▸ Goal of the exercise:
Repeat each record exactly as written, and drop any images.

▸ Records:

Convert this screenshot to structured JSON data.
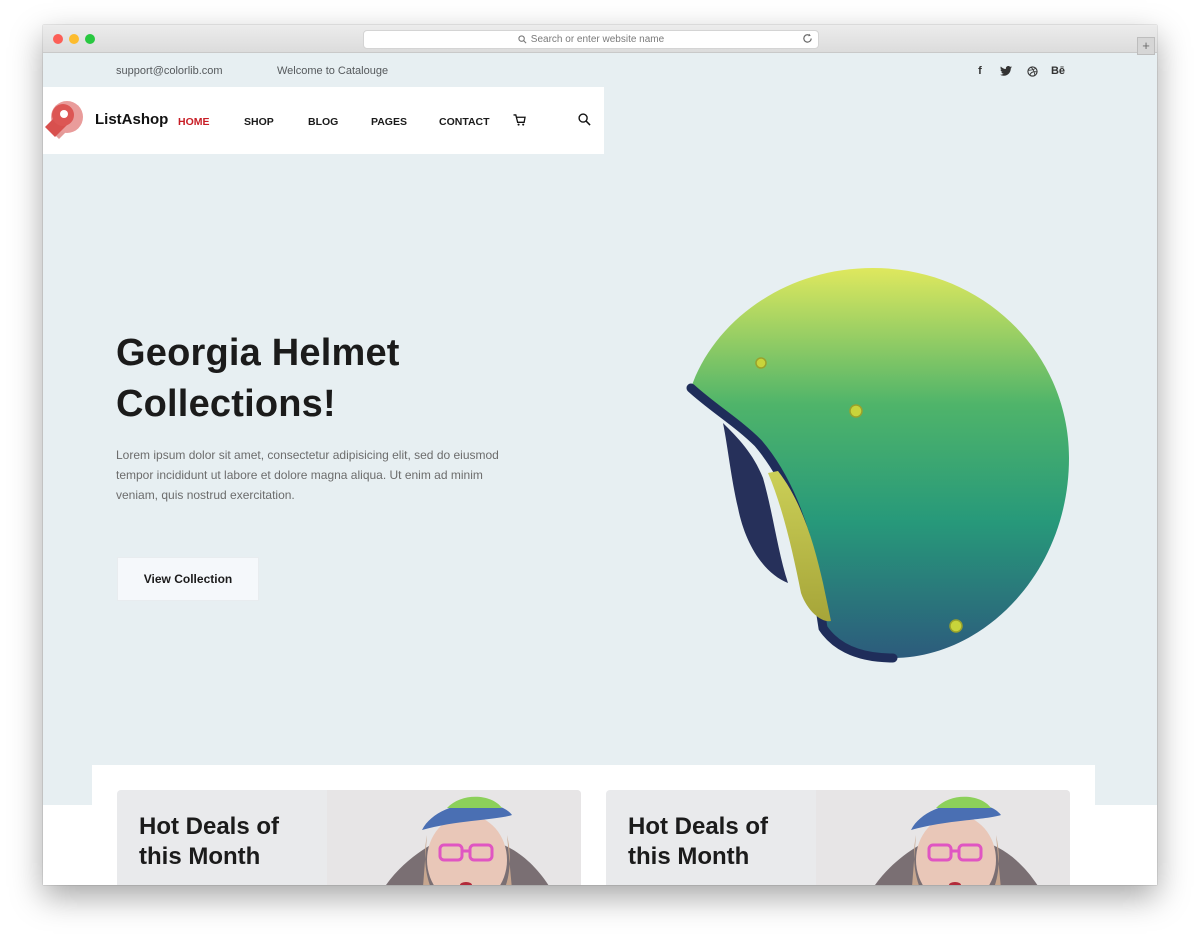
{
  "browser": {
    "address_placeholder": "Search or enter website name",
    "new_tab": "+"
  },
  "topbar": {
    "email": "support@colorlib.com",
    "welcome": "Welcome to Catalouge",
    "social": [
      "facebook-icon",
      "twitter-icon",
      "dribbble-icon",
      "behance-icon"
    ],
    "behance_label": "Bē",
    "facebook_label": "f"
  },
  "nav": {
    "brand": "ListAshop",
    "items": [
      {
        "label": "HOME",
        "active": true
      },
      {
        "label": "SHOP",
        "active": false
      },
      {
        "label": "BLOG",
        "active": false
      },
      {
        "label": "PAGES",
        "active": false
      },
      {
        "label": "CONTACT",
        "active": false
      }
    ]
  },
  "hero": {
    "title_line1": "Georgia Helmet",
    "title_line2": "Collections!",
    "body": "Lorem ipsum dolor sit amet, consectetur adipisicing elit, sed do eiusmod tempor incididunt ut labore et dolore magna aliqua. Ut enim ad minim veniam, quis nostrud exercitation.",
    "button": "View Collection"
  },
  "deals": [
    {
      "line1": "Hot Deals of",
      "line2": "this Month"
    },
    {
      "line1": "Hot Deals of",
      "line2": "this Month"
    }
  ],
  "colors": {
    "accent": "#c81d25",
    "background": "#e7eff2",
    "logo": "#e0605e"
  }
}
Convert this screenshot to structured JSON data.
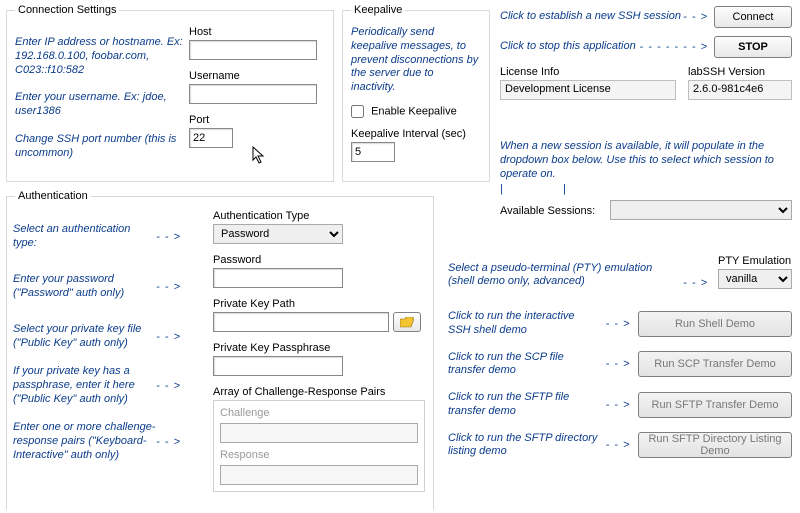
{
  "conn": {
    "legend": "Connection Settings",
    "hint_ip": "Enter IP address or hostname. Ex: 192.168.0.100, foobar.com, C023::f10:582",
    "hint_user": "Enter your username. Ex: jdoe, user1386",
    "hint_port": "Change SSH port number (this is uncommon)",
    "host_label": "Host",
    "host_value": "",
    "user_label": "Username",
    "user_value": "",
    "port_label": "Port",
    "port_value": "22"
  },
  "keep": {
    "legend": "Keepalive",
    "desc": "Periodically send keepalive messages, to prevent disconnections by the server due to inactivity.",
    "enable_label": "Enable Keepalive",
    "interval_label": "Keepalive Interval (sec)",
    "interval_value": "5"
  },
  "top": {
    "connect_hint": "Click to establish a new SSH session",
    "connect_btn": "Connect",
    "stop_hint": "Click to stop this application",
    "stop_btn": "STOP",
    "lic_label": "License Info",
    "lic_value": "Development License",
    "ver_label": "labSSH Version",
    "ver_value": "2.6.0-981c4e6",
    "sess_hint": "When a new session is available, it will populate in the dropdown box below. Use this to select which session to operate on.",
    "sess_label": "Available Sessions:"
  },
  "auth": {
    "legend": "Authentication",
    "hint_type": "Select an authentication type:",
    "hint_pw": "Enter your password (\"Password\" auth only)",
    "hint_pk": "Select your private key file (\"Public Key\" auth only)",
    "hint_pp": "If your private key has a passphrase, enter it here (\"Public Key\" auth only)",
    "hint_cr": "Enter one or more challenge-response pairs (\"Keyboard-Interactive\" auth only)",
    "type_label": "Authentication Type",
    "type_value": "Password",
    "pw_label": "Password",
    "pw_value": "",
    "pk_label": "Private Key Path",
    "pk_value": "",
    "pp_label": "Private Key Passphrase",
    "pp_value": "",
    "cr_label": "Array of Challenge-Response Pairs",
    "cr_challenge": "Challenge",
    "cr_response": "Response"
  },
  "pty": {
    "hint": "Select a pseudo-terminal (PTY) emulation (shell demo only, advanced)",
    "label": "PTY Emulation",
    "value": "vanilla"
  },
  "demos": {
    "shell_hint": "Click to run the interactive SSH shell demo",
    "shell_btn": "Run Shell Demo",
    "scp_hint": "Click to run the SCP file transfer demo",
    "scp_btn": "Run SCP Transfer Demo",
    "sftpt_hint": "Click to run the SFTP file transfer demo",
    "sftpt_btn": "Run SFTP Transfer Demo",
    "sftpd_hint": "Click to run the SFTP directory listing demo",
    "sftpd_btn": "Run SFTP Directory Listing Demo"
  },
  "arrows": {
    "right": "- - >",
    "rlong": "- - - - - - - >",
    "down": "|"
  }
}
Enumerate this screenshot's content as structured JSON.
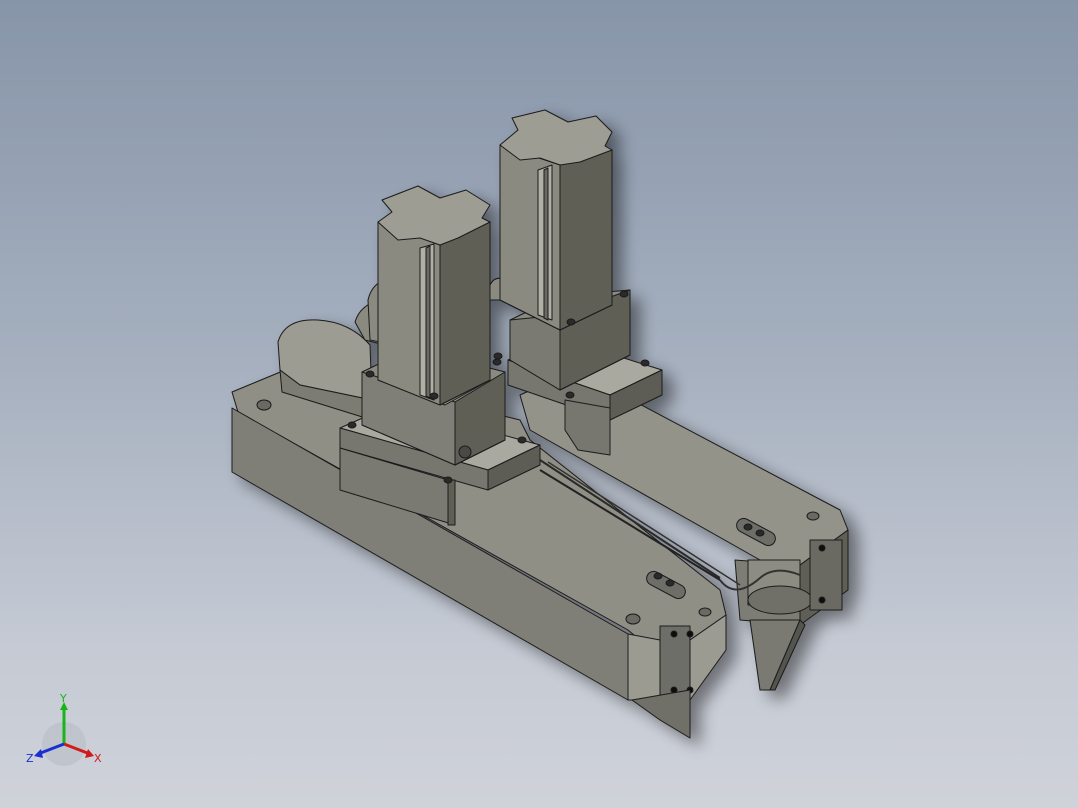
{
  "viewport": {
    "background_top": "#8795a9",
    "background_bottom": "#cfd2d9"
  },
  "model": {
    "body_color": "#8f8f86",
    "face_light": "#b5b5ab",
    "face_mid": "#8a8a81",
    "face_dark": "#5e5e57",
    "edge_color": "#1a1a1a"
  },
  "triad": {
    "x_label": "X",
    "y_label": "Y",
    "z_label": "Z",
    "x_color": "#d11a1a",
    "y_color": "#18b418",
    "z_color": "#1a2fd1"
  }
}
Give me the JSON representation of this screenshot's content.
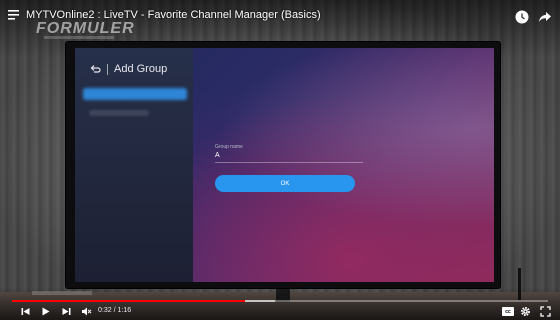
{
  "video": {
    "title": "MYTVOnline2 : LiveTV - Favorite Channel Manager (Basics)",
    "current_time": "0:32",
    "separator": "/",
    "duration": "1:16",
    "progress_fraction": 0.435,
    "buffer_fraction": 0.49,
    "cc_label": "cc"
  },
  "tv_ui": {
    "brand": "FORMULER",
    "header_title": "Add Group",
    "field_label": "Group name",
    "field_value": "A",
    "ok_label": "OK"
  },
  "icons": {
    "menu": "menu-icon",
    "watch_later": "clock-icon",
    "share": "share-icon",
    "back": "back-arrow-icon",
    "prev": "skip-previous-icon",
    "play": "play-icon",
    "next": "skip-next-icon",
    "mute": "volume-muted-icon",
    "settings": "gear-icon",
    "fullscreen": "fullscreen-icon"
  },
  "colors": {
    "progress": "#ff0000",
    "ok_button": "#2896ee",
    "side_active": "#2f86d6"
  }
}
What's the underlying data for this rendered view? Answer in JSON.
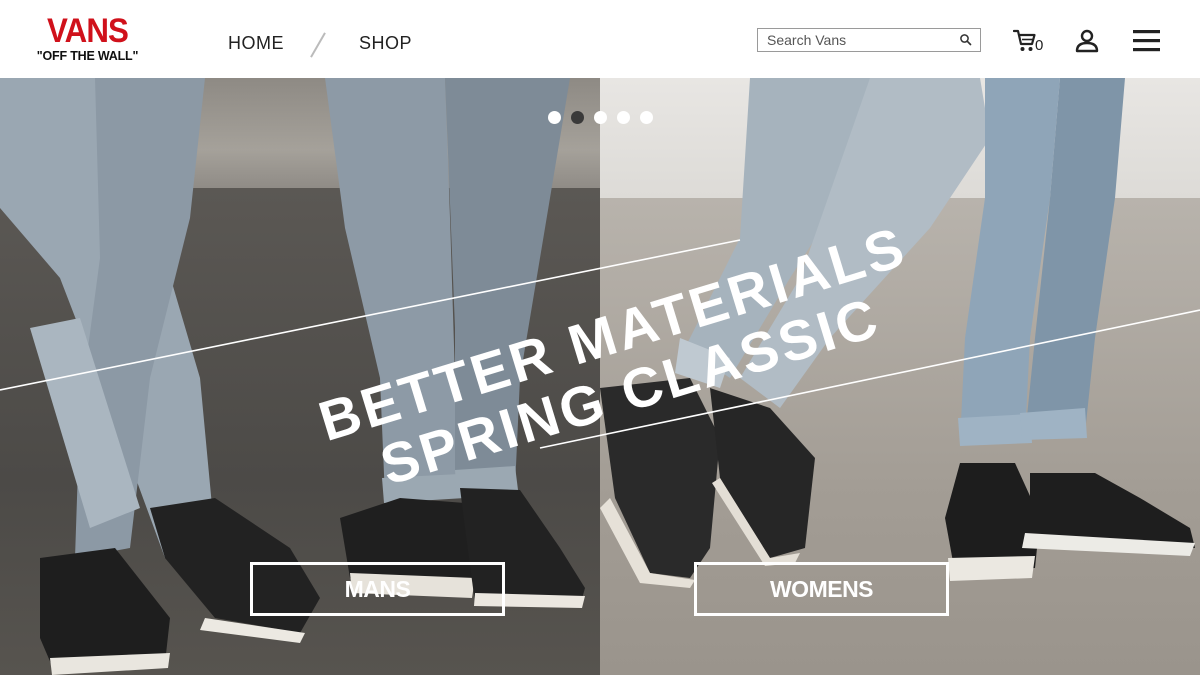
{
  "brand": {
    "logo_word": "VANS",
    "logo_tagline": "\"OFF THE WALL\"",
    "logo_color": "#d0111b"
  },
  "nav": {
    "items": [
      {
        "label": "HOME"
      },
      {
        "label": "SHOP"
      }
    ]
  },
  "search": {
    "placeholder": "Search Vans",
    "icon": "search-icon"
  },
  "cart": {
    "icon": "cart-icon",
    "count": "0"
  },
  "account": {
    "icon": "user-icon"
  },
  "menu": {
    "icon": "hamburger-menu-icon"
  },
  "hero": {
    "headline_line1": "BETTER MATERIALS",
    "headline_line2": "SPRING CLASSIC",
    "carousel": {
      "slide_count": 5,
      "active_index": 1
    },
    "buttons": {
      "mans": "MANS",
      "womens": "WOMENS"
    }
  }
}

▸ Response:
Convert this screenshot to structured JSON data.
{
  "browser": {
    "address_placeholder": "Search or enter website name",
    "new_tab": "+"
  },
  "topbar": {
    "email": "support@colorlib.com",
    "welcome": "Welcome to Catalouge",
    "social": [
      "facebook-icon",
      "twitter-icon",
      "dribbble-icon",
      "behance-icon"
    ],
    "behance_label": "Bē",
    "facebook_label": "f"
  },
  "nav": {
    "brand": "ListAshop",
    "items": [
      {
        "label": "HOME",
        "active": true
      },
      {
        "label": "SHOP",
        "active": false
      },
      {
        "label": "BLOG",
        "active": false
      },
      {
        "label": "PAGES",
        "active": false
      },
      {
        "label": "CONTACT",
        "active": false
      }
    ]
  },
  "hero": {
    "title_line1": "Georgia Helmet",
    "title_line2": "Collections!",
    "body": "Lorem ipsum dolor sit amet, consectetur adipisicing elit, sed do eiusmod tempor incididunt ut labore et dolore magna aliqua. Ut enim ad minim veniam, quis nostrud exercitation.",
    "button": "View Collection"
  },
  "deals": [
    {
      "line1": "Hot Deals of",
      "line2": "this Month"
    },
    {
      "line1": "Hot Deals of",
      "line2": "this Month"
    }
  ],
  "colors": {
    "accent": "#c81d25",
    "background": "#e7eff2",
    "logo": "#e0605e"
  }
}
Convert this screenshot to structured JSON data.
{
  "conn": {
    "legend": "Connection Settings",
    "hint_ip": "Enter IP address or hostname. Ex: 192.168.0.100, foobar.com, C023::f10:582",
    "hint_user": "Enter your username. Ex: jdoe, user1386",
    "hint_port": "Change SSH port number (this is uncommon)",
    "host_label": "Host",
    "host_value": "",
    "user_label": "Username",
    "user_value": "",
    "port_label": "Port",
    "port_value": "22"
  },
  "keep": {
    "legend": "Keepalive",
    "desc": "Periodically send keepalive messages, to prevent disconnections by the server due to inactivity.",
    "enable_label": "Enable Keepalive",
    "interval_label": "Keepalive Interval (sec)",
    "interval_value": "5"
  },
  "top": {
    "connect_hint": "Click to establish a new SSH session",
    "connect_btn": "Connect",
    "stop_hint": "Click to stop this application",
    "stop_btn": "STOP",
    "lic_label": "License Info",
    "lic_value": "Development License",
    "ver_label": "labSSH Version",
    "ver_value": "2.6.0-981c4e6",
    "sess_hint": "When a new session is available, it will populate in the dropdown box below. Use this to select which session to operate on.",
    "sess_label": "Available Sessions:"
  },
  "auth": {
    "legend": "Authentication",
    "hint_type": "Select an authentication type:",
    "hint_pw": "Enter your password (\"Password\" auth only)",
    "hint_pk": "Select your private key file (\"Public Key\" auth only)",
    "hint_pp": "If your private key has a passphrase, enter it here (\"Public Key\" auth only)",
    "hint_cr": "Enter one or more challenge-response pairs (\"Keyboard-Interactive\" auth only)",
    "type_label": "Authentication Type",
    "type_value": "Password",
    "pw_label": "Password",
    "pw_value": "",
    "pk_label": "Private Key Path",
    "pk_value": "",
    "pp_label": "Private Key Passphrase",
    "pp_value": "",
    "cr_label": "Array of Challenge-Response Pairs",
    "cr_challenge": "Challenge",
    "cr_response": "Response"
  },
  "pty": {
    "hint": "Select a pseudo-terminal (PTY) emulation (shell demo only, advanced)",
    "label": "PTY Emulation",
    "value": "vanilla"
  },
  "demos": {
    "shell_hint": "Click to run the interactive SSH shell demo",
    "shell_btn": "Run Shell Demo",
    "scp_hint": "Click to run the SCP file transfer demo",
    "scp_btn": "Run SCP Transfer Demo",
    "sftpt_hint": "Click to run the SFTP file transfer demo",
    "sftpt_btn": "Run SFTP Transfer Demo",
    "sftpd_hint": "Click to run the SFTP directory listing demo",
    "sftpd_btn": "Run SFTP Directory Listing Demo"
  },
  "arrows": {
    "right": "- - >",
    "rlong": "- - - - - - - >",
    "down": "|"
  }
}
Enumerate this screenshot's content as structured JSON.
{
  "viewport": {
    "background_top": "#8795a9",
    "background_bottom": "#cfd2d9"
  },
  "model": {
    "body_color": "#8f8f86",
    "face_light": "#b5b5ab",
    "face_mid": "#8a8a81",
    "face_dark": "#5e5e57",
    "edge_color": "#1a1a1a"
  },
  "triad": {
    "x_label": "X",
    "y_label": "Y",
    "z_label": "Z",
    "x_color": "#d11a1a",
    "y_color": "#18b418",
    "z_color": "#1a2fd1"
  }
}
Give me the JSON representation of this screenshot's content.
{
  "video": {
    "title": "MYTVOnline2 : LiveTV - Favorite Channel Manager (Basics)",
    "current_time": "0:32",
    "separator": "/",
    "duration": "1:16",
    "progress_fraction": 0.435,
    "buffer_fraction": 0.49,
    "cc_label": "cc"
  },
  "tv_ui": {
    "brand": "FORMULER",
    "header_title": "Add Group",
    "field_label": "Group name",
    "field_value": "A",
    "ok_label": "OK"
  },
  "icons": {
    "menu": "menu-icon",
    "watch_later": "clock-icon",
    "share": "share-icon",
    "back": "back-arrow-icon",
    "prev": "skip-previous-icon",
    "play": "play-icon",
    "next": "skip-next-icon",
    "mute": "volume-muted-icon",
    "settings": "gear-icon",
    "fullscreen": "fullscreen-icon"
  },
  "colors": {
    "progress": "#ff0000",
    "ok_button": "#2896ee",
    "side_active": "#2f86d6"
  }
}
What's the underlying data for this rendered view? Answer in JSON.
{
  "brand": {
    "logo_word": "VANS",
    "logo_tagline": "\"OFF THE WALL\"",
    "logo_color": "#d0111b"
  },
  "nav": {
    "items": [
      {
        "label": "HOME"
      },
      {
        "label": "SHOP"
      }
    ]
  },
  "search": {
    "placeholder": "Search Vans",
    "icon": "search-icon"
  },
  "cart": {
    "icon": "cart-icon",
    "count": "0"
  },
  "account": {
    "icon": "user-icon"
  },
  "menu": {
    "icon": "hamburger-menu-icon"
  },
  "hero": {
    "headline_line1": "BETTER MATERIALS",
    "headline_line2": "SPRING CLASSIC",
    "carousel": {
      "slide_count": 5,
      "active_index": 1
    },
    "buttons": {
      "mans": "MANS",
      "womens": "WOMENS"
    }
  }
}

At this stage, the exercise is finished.